## TO BE DONE
Repeat all of the material exactly as given.

## INPUT
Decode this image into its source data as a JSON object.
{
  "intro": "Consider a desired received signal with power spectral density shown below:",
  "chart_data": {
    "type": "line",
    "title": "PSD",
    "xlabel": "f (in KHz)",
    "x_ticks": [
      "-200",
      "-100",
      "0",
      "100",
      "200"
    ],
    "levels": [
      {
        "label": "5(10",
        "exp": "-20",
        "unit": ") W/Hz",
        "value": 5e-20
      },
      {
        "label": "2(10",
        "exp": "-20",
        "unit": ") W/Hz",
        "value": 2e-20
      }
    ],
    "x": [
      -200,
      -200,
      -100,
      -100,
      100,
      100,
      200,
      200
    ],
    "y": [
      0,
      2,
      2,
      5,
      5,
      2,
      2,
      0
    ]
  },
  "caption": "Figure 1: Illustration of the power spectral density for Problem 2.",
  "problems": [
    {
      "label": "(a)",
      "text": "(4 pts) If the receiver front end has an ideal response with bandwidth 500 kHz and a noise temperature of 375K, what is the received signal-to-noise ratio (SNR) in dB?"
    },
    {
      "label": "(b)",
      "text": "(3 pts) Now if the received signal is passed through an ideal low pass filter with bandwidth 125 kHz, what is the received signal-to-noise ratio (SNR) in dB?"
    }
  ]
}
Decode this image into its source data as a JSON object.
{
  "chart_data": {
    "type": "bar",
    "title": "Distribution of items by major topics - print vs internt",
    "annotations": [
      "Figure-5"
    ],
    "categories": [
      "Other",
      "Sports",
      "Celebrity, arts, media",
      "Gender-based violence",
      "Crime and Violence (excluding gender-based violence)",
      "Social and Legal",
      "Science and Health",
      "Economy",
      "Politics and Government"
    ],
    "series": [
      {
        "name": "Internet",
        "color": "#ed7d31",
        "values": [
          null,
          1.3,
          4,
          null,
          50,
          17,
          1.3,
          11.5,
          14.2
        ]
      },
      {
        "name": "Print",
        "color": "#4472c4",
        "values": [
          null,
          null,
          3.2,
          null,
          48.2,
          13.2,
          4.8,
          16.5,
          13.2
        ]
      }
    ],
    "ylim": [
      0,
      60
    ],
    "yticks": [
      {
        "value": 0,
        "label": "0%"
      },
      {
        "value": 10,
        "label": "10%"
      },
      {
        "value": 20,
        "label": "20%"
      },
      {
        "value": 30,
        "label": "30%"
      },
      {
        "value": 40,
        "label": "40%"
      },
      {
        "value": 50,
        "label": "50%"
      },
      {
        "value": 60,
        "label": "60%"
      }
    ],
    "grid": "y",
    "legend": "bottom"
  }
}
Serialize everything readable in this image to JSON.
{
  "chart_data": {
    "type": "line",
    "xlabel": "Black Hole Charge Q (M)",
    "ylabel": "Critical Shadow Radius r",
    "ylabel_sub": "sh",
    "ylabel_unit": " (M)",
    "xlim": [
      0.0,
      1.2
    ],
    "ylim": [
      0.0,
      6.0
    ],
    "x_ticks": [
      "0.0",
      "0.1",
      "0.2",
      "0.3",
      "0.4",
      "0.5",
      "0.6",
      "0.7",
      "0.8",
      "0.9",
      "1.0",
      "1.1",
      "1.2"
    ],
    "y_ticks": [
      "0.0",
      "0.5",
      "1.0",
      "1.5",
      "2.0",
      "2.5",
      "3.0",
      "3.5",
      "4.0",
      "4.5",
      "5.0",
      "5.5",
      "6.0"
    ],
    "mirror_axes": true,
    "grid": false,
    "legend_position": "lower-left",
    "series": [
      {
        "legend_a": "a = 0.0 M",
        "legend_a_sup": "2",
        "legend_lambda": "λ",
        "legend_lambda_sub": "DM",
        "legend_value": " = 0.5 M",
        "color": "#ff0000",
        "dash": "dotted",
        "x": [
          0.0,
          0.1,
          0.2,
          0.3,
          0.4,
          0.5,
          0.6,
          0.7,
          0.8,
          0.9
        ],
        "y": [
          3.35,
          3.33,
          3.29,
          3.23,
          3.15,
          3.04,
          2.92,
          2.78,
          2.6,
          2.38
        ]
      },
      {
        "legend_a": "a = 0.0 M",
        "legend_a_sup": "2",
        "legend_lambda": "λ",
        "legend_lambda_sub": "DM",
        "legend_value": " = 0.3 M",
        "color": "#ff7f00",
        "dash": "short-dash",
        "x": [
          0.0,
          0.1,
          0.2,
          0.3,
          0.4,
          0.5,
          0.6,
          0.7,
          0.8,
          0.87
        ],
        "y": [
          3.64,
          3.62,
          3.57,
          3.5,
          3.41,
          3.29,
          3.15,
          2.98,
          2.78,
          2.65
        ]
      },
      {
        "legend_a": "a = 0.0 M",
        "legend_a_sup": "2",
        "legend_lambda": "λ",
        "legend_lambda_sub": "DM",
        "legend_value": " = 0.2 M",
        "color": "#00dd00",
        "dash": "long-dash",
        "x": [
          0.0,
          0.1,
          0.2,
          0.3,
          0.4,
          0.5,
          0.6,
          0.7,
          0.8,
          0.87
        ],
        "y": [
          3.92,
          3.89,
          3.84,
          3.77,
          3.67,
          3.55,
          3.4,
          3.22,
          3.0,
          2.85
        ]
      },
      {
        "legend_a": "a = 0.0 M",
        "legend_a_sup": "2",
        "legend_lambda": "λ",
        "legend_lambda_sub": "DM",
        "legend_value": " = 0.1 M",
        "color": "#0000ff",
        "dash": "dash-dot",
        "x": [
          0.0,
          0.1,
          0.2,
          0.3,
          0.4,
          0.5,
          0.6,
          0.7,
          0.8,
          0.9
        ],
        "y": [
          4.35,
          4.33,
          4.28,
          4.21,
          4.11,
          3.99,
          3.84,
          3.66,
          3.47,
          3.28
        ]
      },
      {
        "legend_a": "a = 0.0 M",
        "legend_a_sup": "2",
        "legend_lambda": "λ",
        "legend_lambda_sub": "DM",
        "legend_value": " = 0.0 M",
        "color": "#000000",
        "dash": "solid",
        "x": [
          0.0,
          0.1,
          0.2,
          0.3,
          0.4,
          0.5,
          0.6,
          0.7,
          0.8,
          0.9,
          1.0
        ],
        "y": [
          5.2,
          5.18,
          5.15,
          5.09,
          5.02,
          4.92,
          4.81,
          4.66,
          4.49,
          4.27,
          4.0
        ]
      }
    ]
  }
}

## TASK ANSWER
Decode this image into its source data as a JSON object.
{
  "intro": "Consider a desired received signal with power spectral density shown below:",
  "chart_data": {
    "type": "line",
    "title": "PSD",
    "xlabel": "f (in KHz)",
    "x_ticks": [
      "-200",
      "-100",
      "0",
      "100",
      "200"
    ],
    "levels": [
      {
        "label": "5(10",
        "exp": "-20",
        "unit": ") W/Hz",
        "value": 5e-20
      },
      {
        "label": "2(10",
        "exp": "-20",
        "unit": ") W/Hz",
        "value": 2e-20
      }
    ],
    "x": [
      -200,
      -200,
      -100,
      -100,
      100,
      100,
      200,
      200
    ],
    "y": [
      0,
      2,
      2,
      5,
      5,
      2,
      2,
      0
    ]
  },
  "caption": "Figure 1: Illustration of the power spectral density for Problem 2.",
  "problems": [
    {
      "label": "(a)",
      "text": "(4 pts) If the receiver front end has an ideal response with bandwidth 500 kHz and a noise temperature of 375K, what is the received signal-to-noise ratio (SNR) in dB?"
    },
    {
      "label": "(b)",
      "text": "(3 pts) Now if the received signal is passed through an ideal low pass filter with bandwidth 125 kHz, what is the received signal-to-noise ratio (SNR) in dB?"
    }
  ]
}
Decode this image into its source data as a JSON object.
{
  "chart_data": {
    "type": "bar",
    "title": "Distribution of items by major topics - print vs internt",
    "annotations": [
      "Figure-5"
    ],
    "categories": [
      "Other",
      "Sports",
      "Celebrity, arts, media",
      "Gender-based violence",
      "Crime and Violence (excluding gender-based violence)",
      "Social and Legal",
      "Science and Health",
      "Economy",
      "Politics and Government"
    ],
    "series": [
      {
        "name": "Internet",
        "color": "#ed7d31",
        "values": [
          null,
          1.3,
          4,
          null,
          50,
          17,
          1.3,
          11.5,
          14.2
        ]
      },
      {
        "name": "Print",
        "color": "#4472c4",
        "values": [
          null,
          null,
          3.2,
          null,
          48.2,
          13.2,
          4.8,
          16.5,
          13.2
        ]
      }
    ],
    "ylim": [
      0,
      60
    ],
    "yticks": [
      {
        "value": 0,
        "label": "0%"
      },
      {
        "value": 10,
        "label": "10%"
      },
      {
        "value": 20,
        "label": "20%"
      },
      {
        "value": 30,
        "label": "30%"
      },
      {
        "value": 40,
        "label": "40%"
      },
      {
        "value": 50,
        "label": "50%"
      },
      {
        "value": 60,
        "label": "60%"
      }
    ],
    "grid": "y",
    "legend": "bottom"
  }
}
Serialize everything readable in this image to JSON.
{
  "chart_data": {
    "type": "line",
    "xlabel": "Black Hole Charge Q (M)",
    "ylabel": "Critical Shadow Radius r",
    "ylabel_sub": "sh",
    "ylabel_unit": " (M)",
    "xlim": [
      0.0,
      1.2
    ],
    "ylim": [
      0.0,
      6.0
    ],
    "x_ticks": [
      "0.0",
      "0.1",
      "0.2",
      "0.3",
      "0.4",
      "0.5",
      "0.6",
      "0.7",
      "0.8",
      "0.9",
      "1.0",
      "1.1",
      "1.2"
    ],
    "y_ticks": [
      "0.0",
      "0.5",
      "1.0",
      "1.5",
      "2.0",
      "2.5",
      "3.0",
      "3.5",
      "4.0",
      "4.5",
      "5.0",
      "5.5",
      "6.0"
    ],
    "mirror_axes": true,
    "grid": false,
    "legend_position": "lower-left",
    "series": [
      {
        "legend_a": "a = 0.0 M",
        "legend_a_sup": "2",
        "legend_lambda": "λ",
        "legend_lambda_sub": "DM",
        "legend_value": " = 0.5 M",
        "color": "#ff0000",
        "dash": "dotted",
        "x": [
          0.0,
          0.1,
          0.2,
          0.3,
          0.4,
          0.5,
          0.6,
          0.7,
          0.8,
          0.9
        ],
        "y": [
          3.35,
          3.33,
          3.29,
          3.23,
          3.15,
          3.04,
          2.92,
          2.78,
          2.6,
          2.38
        ]
      },
      {
        "legend_a": "a = 0.0 M",
        "legend_a_sup": "2",
        "legend_lambda": "λ",
        "legend_lambda_sub": "DM",
        "legend_value": " = 0.3 M",
        "color": "#ff7f00",
        "dash": "short-dash",
        "x": [
          0.0,
          0.1,
          0.2,
          0.3,
          0.4,
          0.5,
          0.6,
          0.7,
          0.8,
          0.87
        ],
        "y": [
          3.64,
          3.62,
          3.57,
          3.5,
          3.41,
          3.29,
          3.15,
          2.98,
          2.78,
          2.65
        ]
      },
      {
        "legend_a": "a = 0.0 M",
        "legend_a_sup": "2",
        "legend_lambda": "λ",
        "legend_lambda_sub": "DM",
        "legend_value": " = 0.2 M",
        "color": "#00dd00",
        "dash": "long-dash",
        "x": [
          0.0,
          0.1,
          0.2,
          0.3,
          0.4,
          0.5,
          0.6,
          0.7,
          0.8,
          0.87
        ],
        "y": [
          3.92,
          3.89,
          3.84,
          3.77,
          3.67,
          3.55,
          3.4,
          3.22,
          3.0,
          2.85
        ]
      },
      {
        "legend_a": "a = 0.0 M",
        "legend_a_sup": "2",
        "legend_lambda": "λ",
        "legend_lambda_sub": "DM",
        "legend_value": " = 0.1 M",
        "color": "#0000ff",
        "dash": "dash-dot",
        "x": [
          0.0,
          0.1,
          0.2,
          0.3,
          0.4,
          0.5,
          0.6,
          0.7,
          0.8,
          0.9
        ],
        "y": [
          4.35,
          4.33,
          4.28,
          4.21,
          4.11,
          3.99,
          3.84,
          3.66,
          3.47,
          3.28
        ]
      },
      {
        "legend_a": "a = 0.0 M",
        "legend_a_sup": "2",
        "legend_lambda": "λ",
        "legend_lambda_sub": "DM",
        "legend_value": " = 0.0 M",
        "color": "#000000",
        "dash": "solid",
        "x": [
          0.0,
          0.1,
          0.2,
          0.3,
          0.4,
          0.5,
          0.6,
          0.7,
          0.8,
          0.9,
          1.0
        ],
        "y": [
          5.2,
          5.18,
          5.15,
          5.09,
          5.02,
          4.92,
          4.81,
          4.66,
          4.49,
          4.27,
          4.0
        ]
      }
    ]
  }
}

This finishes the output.